**Brief:**
Transcribe the whole listing without a single picture.

Records about charts and figures
** Begin **

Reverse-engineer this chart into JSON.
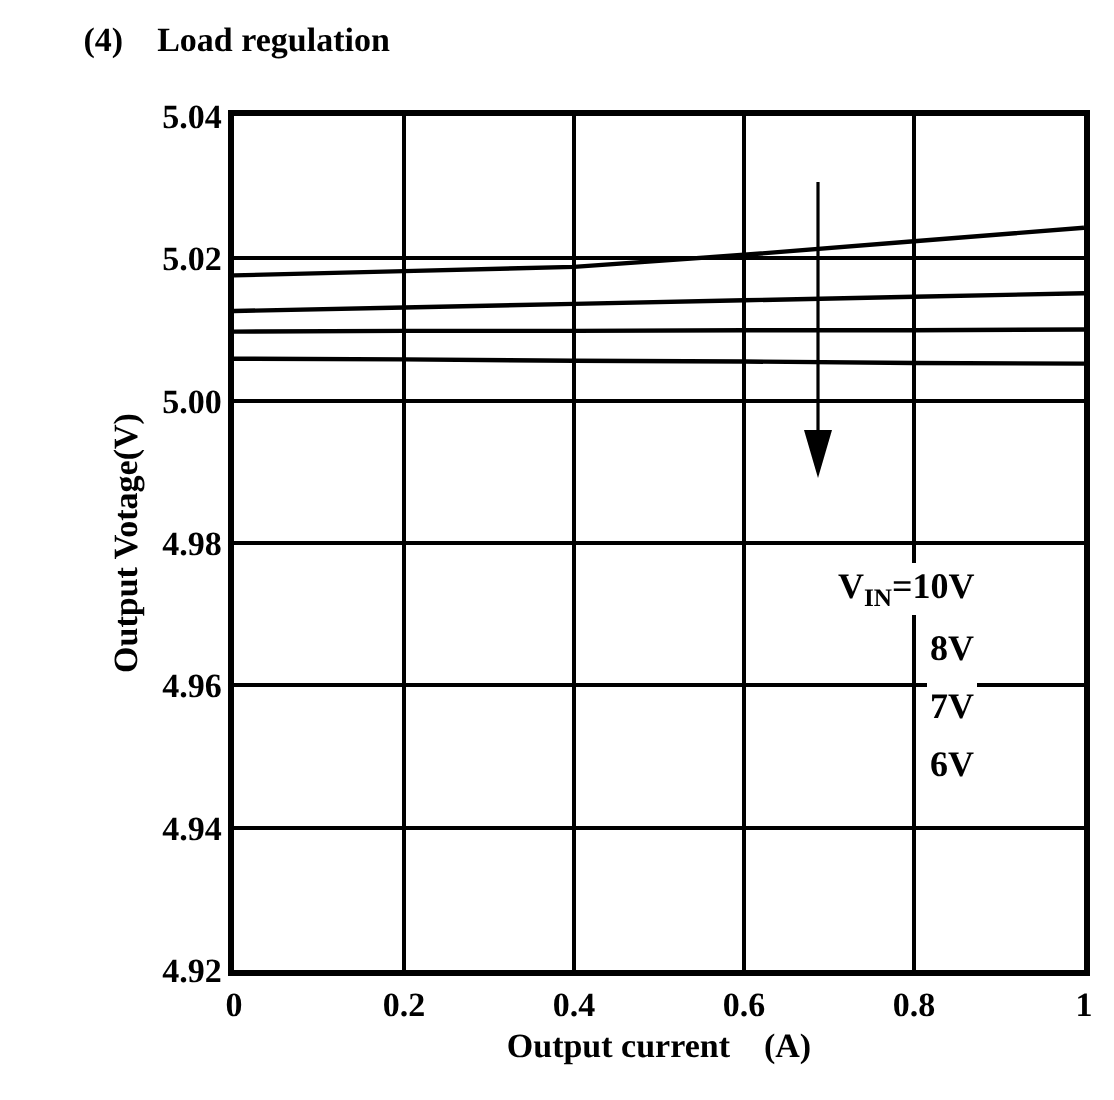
{
  "chart_data": {
    "type": "line",
    "title": "(4)    Load regulation",
    "xlabel": "Output current    (A)",
    "ylabel": "Output Votage(V)",
    "x": [
      0,
      0.2,
      0.4,
      0.6,
      0.8,
      1
    ],
    "series": [
      {
        "color": "#000000",
        "values": [
          5.0176,
          5.0182,
          5.0188,
          5.0205,
          5.0224,
          5.0243
        ]
      },
      {
        "color": "#000000",
        "values": [
          5.0126,
          5.0131,
          5.0136,
          5.0141,
          5.0146,
          5.0151
        ]
      },
      {
        "color": "#000000",
        "values": [
          5.0097,
          5.0098,
          5.0098,
          5.0099,
          5.0099,
          5.01
        ]
      },
      {
        "color": "#000000",
        "values": [
          5.0059,
          5.0058,
          5.0056,
          5.0055,
          5.0053,
          5.0052
        ]
      }
    ],
    "xlim": [
      0,
      1
    ],
    "xticks": [
      0,
      0.2,
      0.4,
      0.6,
      0.8,
      1
    ],
    "ylim": [
      4.92,
      5.04
    ],
    "yticks": [
      4.92,
      4.94,
      4.96,
      4.98,
      {
        "value": 5,
        "label": "5.00"
      },
      5.02,
      5.04
    ],
    "annotations": [
      "V$_{IN}$=10V",
      "8V",
      "7V",
      "6V"
    ],
    "grid": true,
    "marker": "none",
    "line_style": "solid"
  }
}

** End **

**Task response:**
Reverse-engineer this chart into JSON.
{
  "chart_data": {
    "type": "line",
    "title": "(4)    Load regulation",
    "xlabel": "Output current    (A)",
    "ylabel": "Output Votage(V)",
    "x": [
      0,
      0.2,
      0.4,
      0.6,
      0.8,
      1
    ],
    "series": [
      {
        "color": "#000000",
        "values": [
          5.0176,
          5.0182,
          5.0188,
          5.0205,
          5.0224,
          5.0243
        ]
      },
      {
        "color": "#000000",
        "values": [
          5.0126,
          5.0131,
          5.0136,
          5.0141,
          5.0146,
          5.0151
        ]
      },
      {
        "color": "#000000",
        "values": [
          5.0097,
          5.0098,
          5.0098,
          5.0099,
          5.0099,
          5.01
        ]
      },
      {
        "color": "#000000",
        "values": [
          5.0059,
          5.0058,
          5.0056,
          5.0055,
          5.0053,
          5.0052
        ]
      }
    ],
    "xlim": [
      0,
      1
    ],
    "xticks": [
      0,
      0.2,
      0.4,
      0.6,
      0.8,
      1
    ],
    "ylim": [
      4.92,
      5.04
    ],
    "yticks": [
      4.92,
      4.94,
      4.96,
      4.98,
      {
        "value": 5,
        "label": "5.00"
      },
      5.02,
      5.04
    ],
    "annotations": [
      "V$_{IN}$=10V",
      "8V",
      "7V",
      "6V"
    ],
    "grid": true,
    "marker": "none",
    "line_style": "solid"
  }
}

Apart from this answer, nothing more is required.